**PROBLEM TO WORK ON**
Using the material that follows, identify and copy each line with the string "куст".

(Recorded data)

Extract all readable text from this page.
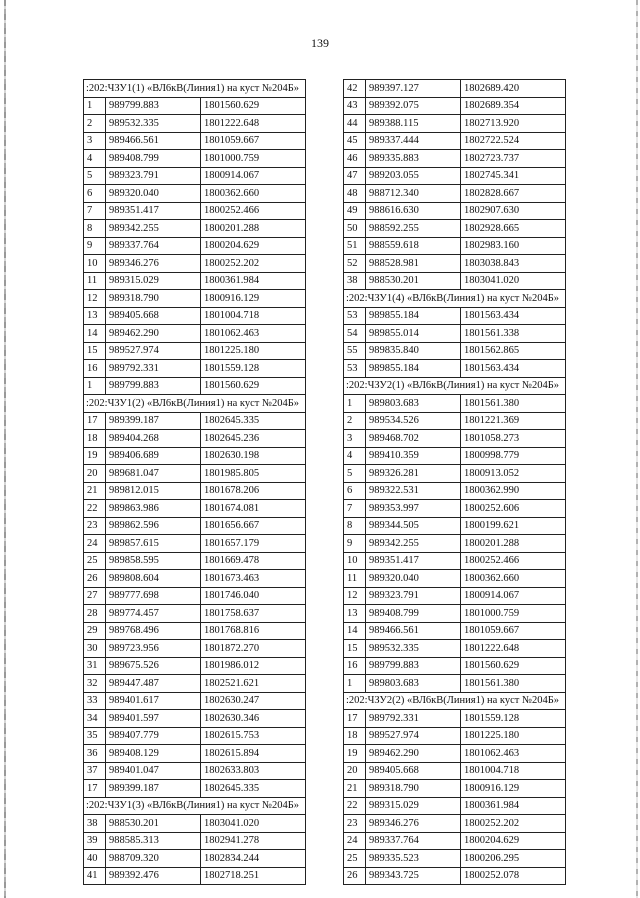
139
:202:ЧЗУ1(1) «ВЛ6кВ(Линия1) на куст №204Б»		
1	989799.883	1801560.629
2	989532.335	1801222.648
3	989466.561	1801059.667
4	989408.799	1801000.759
5	989323.791	1800914.067
6	989320.040	1800362.660
7	989351.417	1800252.466
8	989342.255	1800201.288
9	989337.764	1800204.629
10	989346.276	1800252.202
11	989315.029	1800361.984
12	989318.790	1800916.129
13	989405.668	1801004.718
14	989462.290	1801062.463
15	989527.974	1801225.180
16	989792.331	1801559.128
1	989799.883	1801560.629
:202:ЧЗУ1(2) «ВЛ6кВ(Линия1) на куст №204Б»		
17	989399.187	1802645.335
18	989404.268	1802645.236
19	989406.689	1802630.198
20	989681.047	1801985.805
21	989812.015	1801678.206
22	989863.986	1801674.081
23	989862.596	1801656.667
24	989857.615	1801657.179
25	989858.595	1801669.478
26	989808.604	1801673.463
27	989777.698	1801746.040
28	989774.457	1801758.637
29	989768.496	1801768.816
30	989723.956	1801872.270
31	989675.526	1801986.012
32	989447.487	1802521.621
33	989401.617	1802630.247
34	989401.597	1802630.346
35	989407.779	1802615.753
36	989408.129	1802615.894
37	989401.047	1802633.803
17	989399.187	1802645.335
:202:ЧЗУ1(3) «ВЛ6кВ(Линия1) на куст №204Б»		
38	988530.201	1803041.020
39	988585.313	1802941.278
40	988709.320	1802834.244
41	989392.476	1802718.251
42	989397.127	1802689.420
43	989392.075	1802689.354
44	989388.115	1802713.920
45	989337.444	1802722.524
46	989335.883	1802723.737
47	989203.055	1802745.341
48	988712.340	1802828.667
49	988616.630	1802907.630
50	988592.255	1802928.665
51	988559.618	1802983.160
52	988528.981	1803038.843
38	988530.201	1803041.020
:202:ЧЗУ1(4) «ВЛ6кВ(Линия1) на куст №204Б»		
53	989855.184	1801563.434
54	989855.014	1801561.338
55	989835.840	1801562.865
53	989855.184	1801563.434
:202:ЧЗУ2(1) «ВЛ6кВ(Линия1) на куст №204Б»		
1	989803.683	1801561.380
2	989534.526	1801221.369
3	989468.702	1801058.273
4	989410.359	1800998.779
5	989326.281	1800913.052
6	989322.531	1800362.990
7	989353.997	1800252.606
8	989344.505	1800199.621
9	989342.255	1800201.288
10	989351.417	1800252.466
11	989320.040	1800362.660
12	989323.791	1800914.067
13	989408.799	1801000.759
14	989466.561	1801059.667
15	989532.335	1801222.648
16	989799.883	1801560.629
1	989803.683	1801561.380
:202:ЧЗУ2(2) «ВЛ6кВ(Линия1) на куст №204Б»		
17	989792.331	1801559.128
18	989527.974	1801225.180
19	989462.290	1801062.463
20	989405.668	1801004.718
21	989318.790	1800916.129
22	989315.029	1800361.984
23	989346.276	1800252.202
24	989337.764	1800204.629
25	989335.523	1800206.295
26	989343.725	1800252.078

**TASK SOLUTION**
:202:ЧЗУ1(1) «ВЛ6кВ(Линия1) на куст №204Б»		
:202:ЧЗУ1(2) «ВЛ6кВ(Линия1) на куст №204Б»		
:202:ЧЗУ1(3) «ВЛ6кВ(Линия1) на куст №204Б»		
:202:ЧЗУ1(4) «ВЛ6кВ(Линия1) на куст №204Б»		
:202:ЧЗУ2(1) «ВЛ6кВ(Линия1) на куст №204Б»		
:202:ЧЗУ2(2) «ВЛ6кВ(Линия1) на куст №204Б»		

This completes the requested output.